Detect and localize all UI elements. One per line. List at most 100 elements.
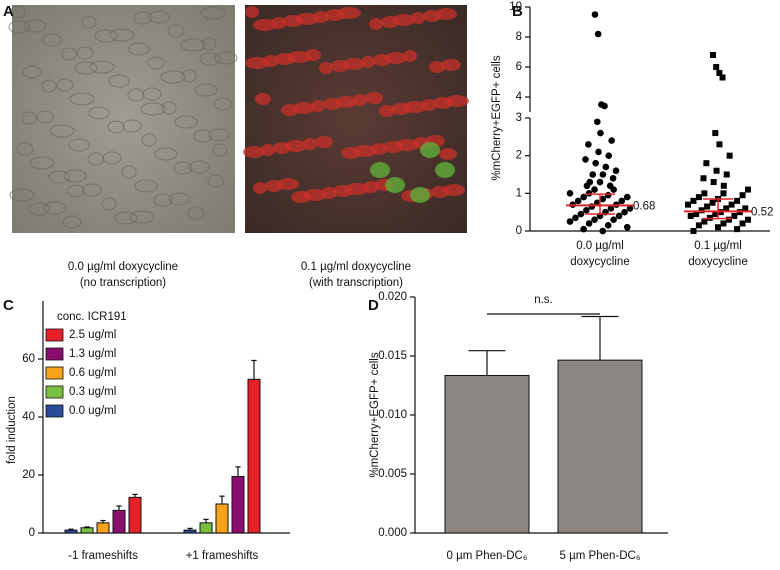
- point: [745, 216, 751, 223]
- cell: [36, 110, 54, 124]
- y-axis-label: %mCherry+EGFP+ cells: [491, 55, 503, 181]
- point: [605, 152, 613, 159]
- cell: [56, 78, 74, 92]
- cell: [76, 46, 94, 60]
- cell: [127, 88, 145, 102]
- cell: [140, 102, 166, 116]
- point: [739, 220, 746, 227]
- point: [582, 156, 589, 163]
- y-tick-label: 0.005: [378, 468, 407, 480]
- cell: [43, 201, 67, 215]
- point: [728, 201, 735, 208]
- y-axis-label: fold induction: [6, 396, 18, 464]
- x-tick-label: 0.1 µg/ml: [694, 240, 742, 252]
- point: [731, 212, 738, 219]
- point: [734, 226, 741, 233]
- cell: [194, 83, 218, 97]
- point: [595, 148, 602, 156]
- point: [716, 141, 723, 148]
- cell: [102, 151, 122, 165]
- y-tick-label: 0: [29, 527, 35, 539]
- cell: [160, 70, 186, 84]
- cell: [180, 38, 206, 52]
- point: [593, 118, 601, 126]
- cell: [431, 186, 449, 198]
- point: [609, 174, 617, 182]
- cell: [253, 182, 267, 194]
- point: [615, 212, 623, 220]
- point: [710, 52, 716, 58]
- cell: [275, 53, 295, 65]
- cell: [188, 160, 210, 174]
- bar: [215, 503, 229, 534]
- cell: [74, 61, 98, 75]
- cell: [9, 188, 35, 202]
- point: [713, 167, 720, 174]
- legend-label: 0.0 ug/ml: [69, 405, 116, 417]
- cell: [154, 147, 178, 161]
- cell: [410, 187, 430, 203]
- legend-label: 0.3 ug/ml: [69, 386, 116, 398]
- y-tick-label: 60: [22, 353, 35, 365]
- point: [690, 228, 697, 234]
- cell: [323, 98, 341, 110]
- point: [610, 186, 617, 193]
- x-tick-label: doxycycline: [688, 256, 747, 268]
- point: [608, 137, 615, 144]
- cell: [41, 79, 57, 93]
- point: [704, 203, 711, 210]
- point: [574, 197, 582, 205]
- caption: 0.1 µg/ml doxycycline: [301, 261, 411, 273]
- y-tick-label: 0.015: [378, 350, 407, 362]
- bar: [128, 496, 142, 534]
- point: [698, 207, 705, 214]
- y-tick-label: 0.010: [378, 409, 407, 421]
- cell: [61, 47, 77, 61]
- bar: [112, 509, 126, 534]
- cell: [199, 52, 221, 66]
- x-tick-label: 0.0 µg/ml: [576, 240, 624, 252]
- point: [566, 218, 574, 225]
- y-axis-label: %mCherry+EGFP+ cells: [369, 352, 381, 478]
- cell: [207, 174, 225, 188]
- bar: [80, 527, 94, 534]
- panel-label: C: [3, 297, 14, 314]
- point: [715, 224, 721, 231]
- cell: [62, 215, 82, 229]
- cell: [22, 65, 42, 79]
- bar: [96, 522, 110, 534]
- x-tick-label: +1 frameshifts: [186, 550, 259, 562]
- point: [720, 220, 727, 227]
- y-tick-label: 8: [516, 31, 522, 43]
- cell: [200, 6, 226, 20]
- point: [723, 171, 730, 178]
- cell: [8, 20, 30, 34]
- point: [610, 216, 617, 223]
- point: [612, 167, 620, 175]
- point: [591, 186, 598, 193]
- cell: [283, 15, 303, 27]
- mean-label: 0.68: [633, 200, 655, 212]
- cell: [134, 179, 158, 193]
- cell: [148, 10, 170, 24]
- cell: [107, 120, 125, 134]
- cell: [128, 42, 150, 56]
- cell: [245, 57, 269, 69]
- point: [726, 152, 733, 159]
- point: [588, 203, 596, 210]
- point: [712, 211, 719, 218]
- y-tick-label: 0.020: [378, 291, 407, 303]
- cell: [373, 54, 391, 66]
- y-tick-label: 4: [516, 91, 523, 103]
- cell: [89, 60, 115, 74]
- cell: [381, 16, 399, 28]
- cell: [213, 97, 233, 111]
- cell: [109, 28, 135, 42]
- point: [712, 130, 719, 137]
- legend-swatch: [45, 366, 64, 380]
- point: [591, 216, 598, 223]
- point: [602, 163, 610, 171]
- point: [604, 191, 612, 199]
- point: [607, 205, 615, 212]
- cell: [245, 6, 259, 18]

══════════

* _WORK ITEM_: Whichever lines of the material hold the word "legend", find and copy them.

* _COMPLETED EXERCISE_:
- legend-label: 0.0 ug/ml: [69, 405, 116, 417]
- legend-label: 0.3 ug/ml: [69, 386, 116, 398]
- legend-swatch: [45, 366, 64, 380]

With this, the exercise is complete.